### Task statement:
Narrow the data below down to the lines containing "filled".

Figure dataset records
-- Begin --

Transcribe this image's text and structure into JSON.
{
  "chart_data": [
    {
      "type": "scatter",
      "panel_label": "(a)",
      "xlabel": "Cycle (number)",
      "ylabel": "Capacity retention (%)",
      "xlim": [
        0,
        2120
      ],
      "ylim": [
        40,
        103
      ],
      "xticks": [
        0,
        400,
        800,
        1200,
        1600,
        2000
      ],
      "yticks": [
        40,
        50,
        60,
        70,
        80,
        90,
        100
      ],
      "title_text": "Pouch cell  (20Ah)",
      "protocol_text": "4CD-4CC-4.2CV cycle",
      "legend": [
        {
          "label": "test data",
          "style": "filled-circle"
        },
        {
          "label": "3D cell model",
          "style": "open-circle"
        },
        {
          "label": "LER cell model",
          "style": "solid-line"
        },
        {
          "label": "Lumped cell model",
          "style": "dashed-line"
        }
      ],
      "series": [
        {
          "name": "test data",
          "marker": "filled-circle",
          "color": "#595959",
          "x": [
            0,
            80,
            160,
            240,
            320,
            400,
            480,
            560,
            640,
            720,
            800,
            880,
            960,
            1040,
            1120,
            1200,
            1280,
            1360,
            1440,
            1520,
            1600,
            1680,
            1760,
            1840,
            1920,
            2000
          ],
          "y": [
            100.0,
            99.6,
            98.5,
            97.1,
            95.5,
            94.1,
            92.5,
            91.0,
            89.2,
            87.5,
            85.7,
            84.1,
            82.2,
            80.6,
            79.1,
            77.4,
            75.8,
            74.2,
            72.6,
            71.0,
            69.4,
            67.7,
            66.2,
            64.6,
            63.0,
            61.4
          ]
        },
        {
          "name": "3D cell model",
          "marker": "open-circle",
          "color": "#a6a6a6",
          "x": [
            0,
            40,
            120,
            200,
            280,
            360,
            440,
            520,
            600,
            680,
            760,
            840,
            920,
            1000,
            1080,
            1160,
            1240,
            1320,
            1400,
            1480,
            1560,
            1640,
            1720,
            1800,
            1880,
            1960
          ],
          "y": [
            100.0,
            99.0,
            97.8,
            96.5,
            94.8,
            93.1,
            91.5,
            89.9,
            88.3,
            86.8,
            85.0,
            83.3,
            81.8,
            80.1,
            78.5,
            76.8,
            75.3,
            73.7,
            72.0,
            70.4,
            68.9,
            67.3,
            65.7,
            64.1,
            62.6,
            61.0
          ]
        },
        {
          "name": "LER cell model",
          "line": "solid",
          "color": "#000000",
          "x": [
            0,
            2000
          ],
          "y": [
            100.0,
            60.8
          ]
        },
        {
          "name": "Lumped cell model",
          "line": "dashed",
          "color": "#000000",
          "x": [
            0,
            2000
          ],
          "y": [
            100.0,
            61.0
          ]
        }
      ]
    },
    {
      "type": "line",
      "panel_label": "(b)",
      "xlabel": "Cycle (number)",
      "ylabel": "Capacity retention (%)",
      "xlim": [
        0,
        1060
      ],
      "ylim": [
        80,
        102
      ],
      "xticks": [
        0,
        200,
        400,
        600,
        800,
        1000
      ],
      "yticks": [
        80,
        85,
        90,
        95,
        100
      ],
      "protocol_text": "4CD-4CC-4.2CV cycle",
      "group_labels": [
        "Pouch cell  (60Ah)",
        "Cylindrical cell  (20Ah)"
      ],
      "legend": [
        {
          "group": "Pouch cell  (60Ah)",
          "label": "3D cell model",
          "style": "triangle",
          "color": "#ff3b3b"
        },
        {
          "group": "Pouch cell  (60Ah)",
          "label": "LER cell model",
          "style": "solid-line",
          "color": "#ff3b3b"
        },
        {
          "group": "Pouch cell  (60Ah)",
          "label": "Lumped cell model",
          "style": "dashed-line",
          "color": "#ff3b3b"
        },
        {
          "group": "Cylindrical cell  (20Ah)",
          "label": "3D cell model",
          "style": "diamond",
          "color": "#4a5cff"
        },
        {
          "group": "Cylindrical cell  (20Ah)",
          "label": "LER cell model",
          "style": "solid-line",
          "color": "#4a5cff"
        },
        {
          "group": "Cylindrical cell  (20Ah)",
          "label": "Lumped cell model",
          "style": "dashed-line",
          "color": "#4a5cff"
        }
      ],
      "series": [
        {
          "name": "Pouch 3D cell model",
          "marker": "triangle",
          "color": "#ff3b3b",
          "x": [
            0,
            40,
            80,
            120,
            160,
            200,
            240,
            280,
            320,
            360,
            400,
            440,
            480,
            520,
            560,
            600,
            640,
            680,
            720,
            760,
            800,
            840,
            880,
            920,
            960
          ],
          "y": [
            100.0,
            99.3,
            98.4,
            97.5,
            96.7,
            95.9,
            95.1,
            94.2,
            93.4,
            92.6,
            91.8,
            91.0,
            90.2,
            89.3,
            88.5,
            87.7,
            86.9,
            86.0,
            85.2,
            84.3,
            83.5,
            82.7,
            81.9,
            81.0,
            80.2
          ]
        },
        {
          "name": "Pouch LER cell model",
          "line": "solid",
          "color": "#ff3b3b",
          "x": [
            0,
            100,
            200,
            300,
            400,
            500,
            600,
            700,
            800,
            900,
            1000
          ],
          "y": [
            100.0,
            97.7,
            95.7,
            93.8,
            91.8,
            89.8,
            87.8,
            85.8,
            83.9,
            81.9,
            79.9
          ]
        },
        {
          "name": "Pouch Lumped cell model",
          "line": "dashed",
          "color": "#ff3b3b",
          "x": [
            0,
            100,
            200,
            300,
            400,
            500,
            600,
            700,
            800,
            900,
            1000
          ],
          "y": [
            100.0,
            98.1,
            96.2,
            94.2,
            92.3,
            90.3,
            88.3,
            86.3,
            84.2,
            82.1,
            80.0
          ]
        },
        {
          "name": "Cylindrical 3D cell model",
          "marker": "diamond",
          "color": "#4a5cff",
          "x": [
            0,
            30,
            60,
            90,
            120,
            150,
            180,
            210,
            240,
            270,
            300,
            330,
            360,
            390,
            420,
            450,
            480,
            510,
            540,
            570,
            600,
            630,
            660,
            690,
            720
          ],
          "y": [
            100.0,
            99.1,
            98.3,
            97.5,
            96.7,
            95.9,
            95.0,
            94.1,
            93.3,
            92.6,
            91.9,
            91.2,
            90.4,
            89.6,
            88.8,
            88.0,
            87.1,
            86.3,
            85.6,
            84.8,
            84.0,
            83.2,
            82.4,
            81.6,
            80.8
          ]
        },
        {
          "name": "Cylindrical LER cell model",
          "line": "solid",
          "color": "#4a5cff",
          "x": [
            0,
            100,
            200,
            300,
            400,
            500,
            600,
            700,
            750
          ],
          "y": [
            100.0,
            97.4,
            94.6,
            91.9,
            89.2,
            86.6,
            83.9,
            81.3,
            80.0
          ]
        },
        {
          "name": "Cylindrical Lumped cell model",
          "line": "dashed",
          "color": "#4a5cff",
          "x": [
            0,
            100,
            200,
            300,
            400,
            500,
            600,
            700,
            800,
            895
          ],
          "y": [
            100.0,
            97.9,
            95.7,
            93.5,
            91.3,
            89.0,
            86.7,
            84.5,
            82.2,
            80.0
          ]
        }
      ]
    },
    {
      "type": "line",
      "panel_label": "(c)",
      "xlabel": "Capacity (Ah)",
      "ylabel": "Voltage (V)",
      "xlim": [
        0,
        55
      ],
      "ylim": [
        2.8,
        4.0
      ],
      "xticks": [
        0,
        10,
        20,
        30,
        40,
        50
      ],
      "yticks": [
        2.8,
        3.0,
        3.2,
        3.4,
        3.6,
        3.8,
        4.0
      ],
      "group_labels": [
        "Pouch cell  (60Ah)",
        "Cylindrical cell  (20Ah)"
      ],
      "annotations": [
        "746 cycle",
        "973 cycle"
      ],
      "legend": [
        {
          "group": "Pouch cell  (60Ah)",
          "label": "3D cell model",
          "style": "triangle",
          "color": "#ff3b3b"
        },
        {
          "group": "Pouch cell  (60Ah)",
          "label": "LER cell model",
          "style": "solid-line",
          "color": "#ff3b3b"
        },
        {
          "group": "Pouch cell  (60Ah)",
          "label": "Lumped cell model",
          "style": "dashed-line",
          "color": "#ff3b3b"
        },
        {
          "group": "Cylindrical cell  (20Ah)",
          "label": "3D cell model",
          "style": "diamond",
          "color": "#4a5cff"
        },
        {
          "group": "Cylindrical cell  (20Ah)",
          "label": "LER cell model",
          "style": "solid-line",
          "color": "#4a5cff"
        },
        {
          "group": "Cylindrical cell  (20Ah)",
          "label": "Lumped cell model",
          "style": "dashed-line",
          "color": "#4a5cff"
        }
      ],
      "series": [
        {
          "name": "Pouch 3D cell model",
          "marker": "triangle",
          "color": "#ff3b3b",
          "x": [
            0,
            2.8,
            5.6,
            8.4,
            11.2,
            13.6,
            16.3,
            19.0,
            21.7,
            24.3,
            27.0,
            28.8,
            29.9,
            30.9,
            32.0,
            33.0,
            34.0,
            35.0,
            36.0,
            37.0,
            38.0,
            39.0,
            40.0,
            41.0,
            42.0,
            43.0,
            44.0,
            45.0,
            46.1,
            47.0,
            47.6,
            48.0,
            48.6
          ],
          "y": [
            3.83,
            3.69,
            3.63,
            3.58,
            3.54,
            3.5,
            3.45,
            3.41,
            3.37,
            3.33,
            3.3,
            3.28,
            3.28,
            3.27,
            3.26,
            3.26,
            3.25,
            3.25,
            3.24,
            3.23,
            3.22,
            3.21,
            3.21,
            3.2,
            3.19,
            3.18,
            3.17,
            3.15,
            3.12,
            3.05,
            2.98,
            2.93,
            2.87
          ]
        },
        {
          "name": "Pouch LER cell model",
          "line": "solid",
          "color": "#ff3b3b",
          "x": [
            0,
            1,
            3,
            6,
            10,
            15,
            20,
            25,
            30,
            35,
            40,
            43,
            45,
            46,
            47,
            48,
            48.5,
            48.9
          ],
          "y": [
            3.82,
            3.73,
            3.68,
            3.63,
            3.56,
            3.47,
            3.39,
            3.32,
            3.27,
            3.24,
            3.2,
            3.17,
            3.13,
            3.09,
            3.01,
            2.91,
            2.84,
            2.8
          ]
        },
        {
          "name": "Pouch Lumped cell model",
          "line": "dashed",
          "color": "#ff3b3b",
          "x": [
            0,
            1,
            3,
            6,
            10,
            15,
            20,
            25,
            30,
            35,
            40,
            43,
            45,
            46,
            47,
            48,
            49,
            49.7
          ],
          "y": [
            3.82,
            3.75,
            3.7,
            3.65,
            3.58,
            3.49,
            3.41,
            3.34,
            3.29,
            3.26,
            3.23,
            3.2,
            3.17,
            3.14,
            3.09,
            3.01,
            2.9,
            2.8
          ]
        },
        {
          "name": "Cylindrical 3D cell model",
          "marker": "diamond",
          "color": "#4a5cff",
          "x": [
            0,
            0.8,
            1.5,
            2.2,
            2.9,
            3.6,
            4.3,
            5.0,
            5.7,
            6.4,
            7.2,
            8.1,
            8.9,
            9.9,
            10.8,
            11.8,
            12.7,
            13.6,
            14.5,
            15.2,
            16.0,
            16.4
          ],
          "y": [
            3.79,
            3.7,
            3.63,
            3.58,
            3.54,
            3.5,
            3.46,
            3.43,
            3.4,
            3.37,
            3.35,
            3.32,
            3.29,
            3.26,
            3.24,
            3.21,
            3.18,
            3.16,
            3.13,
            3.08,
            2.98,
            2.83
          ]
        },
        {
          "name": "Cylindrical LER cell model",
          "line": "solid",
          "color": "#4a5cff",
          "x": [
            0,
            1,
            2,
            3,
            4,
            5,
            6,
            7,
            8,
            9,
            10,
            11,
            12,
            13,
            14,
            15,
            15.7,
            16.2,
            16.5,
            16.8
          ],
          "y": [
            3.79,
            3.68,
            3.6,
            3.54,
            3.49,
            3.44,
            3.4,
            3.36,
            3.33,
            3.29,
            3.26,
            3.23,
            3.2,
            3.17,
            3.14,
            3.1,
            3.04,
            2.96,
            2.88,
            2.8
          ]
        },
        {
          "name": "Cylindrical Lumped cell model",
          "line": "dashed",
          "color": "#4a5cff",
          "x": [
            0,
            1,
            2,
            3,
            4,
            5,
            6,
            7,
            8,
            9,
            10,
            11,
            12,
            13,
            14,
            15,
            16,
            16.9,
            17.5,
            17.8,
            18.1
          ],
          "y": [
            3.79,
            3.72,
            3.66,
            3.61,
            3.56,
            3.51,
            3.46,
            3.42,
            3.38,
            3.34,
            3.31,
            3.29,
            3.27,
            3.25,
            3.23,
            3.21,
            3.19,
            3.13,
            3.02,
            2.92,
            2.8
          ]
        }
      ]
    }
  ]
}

-- End --

### Written answer:
          "style": "filled-circle"
          "marker": "filled-circle",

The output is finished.